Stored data
╔══

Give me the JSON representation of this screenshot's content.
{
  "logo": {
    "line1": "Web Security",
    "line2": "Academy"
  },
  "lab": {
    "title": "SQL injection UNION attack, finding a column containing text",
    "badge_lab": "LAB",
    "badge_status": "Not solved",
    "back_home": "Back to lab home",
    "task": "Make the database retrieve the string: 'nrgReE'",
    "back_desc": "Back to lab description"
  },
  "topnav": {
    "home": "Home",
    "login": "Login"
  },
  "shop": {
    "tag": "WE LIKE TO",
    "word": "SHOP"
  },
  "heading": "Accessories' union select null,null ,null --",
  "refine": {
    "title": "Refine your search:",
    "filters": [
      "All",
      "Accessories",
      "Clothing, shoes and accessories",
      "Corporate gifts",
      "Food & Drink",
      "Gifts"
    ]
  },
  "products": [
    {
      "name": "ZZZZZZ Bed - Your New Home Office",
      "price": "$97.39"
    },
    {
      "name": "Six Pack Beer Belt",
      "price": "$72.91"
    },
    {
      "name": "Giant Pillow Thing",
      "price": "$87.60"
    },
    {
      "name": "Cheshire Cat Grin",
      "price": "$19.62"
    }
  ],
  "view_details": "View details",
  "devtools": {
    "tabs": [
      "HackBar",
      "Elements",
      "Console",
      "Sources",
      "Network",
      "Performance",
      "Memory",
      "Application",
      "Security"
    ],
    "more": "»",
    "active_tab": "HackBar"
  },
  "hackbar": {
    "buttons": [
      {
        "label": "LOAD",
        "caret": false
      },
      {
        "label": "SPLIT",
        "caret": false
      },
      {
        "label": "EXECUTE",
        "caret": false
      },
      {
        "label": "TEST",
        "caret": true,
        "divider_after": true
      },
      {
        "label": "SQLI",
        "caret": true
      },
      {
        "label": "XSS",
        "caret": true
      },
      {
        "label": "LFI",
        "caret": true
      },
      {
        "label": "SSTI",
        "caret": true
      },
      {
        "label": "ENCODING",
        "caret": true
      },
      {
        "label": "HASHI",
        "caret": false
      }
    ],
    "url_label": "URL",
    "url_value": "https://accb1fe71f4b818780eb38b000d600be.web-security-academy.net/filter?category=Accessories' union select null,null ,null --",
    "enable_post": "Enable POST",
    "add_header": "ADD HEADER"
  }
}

╚══

Directive
Print out every record again, exactly and in full.

Answer to the exercise
Give me the JSON representation of this screenshot's content.
{
  "logo": {
    "line1": "Web Security",
    "line2": "Academy"
  },
  "lab": {
    "title": "SQL injection UNION attack, finding a column containing text",
    "badge_lab": "LAB",
    "badge_status": "Not solved",
    "back_home": "Back to lab home",
    "task": "Make the database retrieve the string: 'nrgReE'",
    "back_desc": "Back to lab description"
  },
  "topnav": {
    "home": "Home",
    "login": "Login"
  },
  "shop": {
    "tag": "WE LIKE TO",
    "word": "SHOP"
  },
  "heading": "Accessories' union select null,null ,null --",
  "refine": {
    "title": "Refine your search:",
    "filters": [
      "All",
      "Accessories",
      "Clothing, shoes and accessories",
      "Corporate gifts",
      "Food & Drink",
      "Gifts"
    ]
  },
  "products": [
    {
      "name": "ZZZZZZ Bed - Your New Home Office",
      "price": "$97.39"
    },
    {
      "name": "Six Pack Beer Belt",
      "price": "$72.91"
    },
    {
      "name": "Giant Pillow Thing",
      "price": "$87.60"
    },
    {
      "name": "Cheshire Cat Grin",
      "price": "$19.62"
    }
  ],
  "view_details": "View details",
  "devtools": {
    "tabs": [
      "HackBar",
      "Elements",
      "Console",
      "Sources",
      "Network",
      "Performance",
      "Memory",
      "Application",
      "Security"
    ],
    "more": "»",
    "active_tab": "HackBar"
  },
  "hackbar": {
    "buttons": [
      {
        "label": "LOAD",
        "caret": false
      },
      {
        "label": "SPLIT",
        "caret": false
      },
      {
        "label": "EXECUTE",
        "caret": false
      },
      {
        "label": "TEST",
        "caret": true,
        "divider_after": true
      },
      {
        "label": "SQLI",
        "caret": true
      },
      {
        "label": "XSS",
        "caret": true
      },
      {
        "label": "LFI",
        "caret": true
      },
      {
        "label": "SSTI",
        "caret": true
      },
      {
        "label": "ENCODING",
        "caret": true
      },
      {
        "label": "HASHI",
        "caret": false
      }
    ],
    "url_label": "URL",
    "url_value": "https://accb1fe71f4b818780eb38b000d600be.web-security-academy.net/filter?category=Accessories' union select null,null ,null --",
    "enable_post": "Enable POST",
    "add_header": "ADD HEADER"
  }
}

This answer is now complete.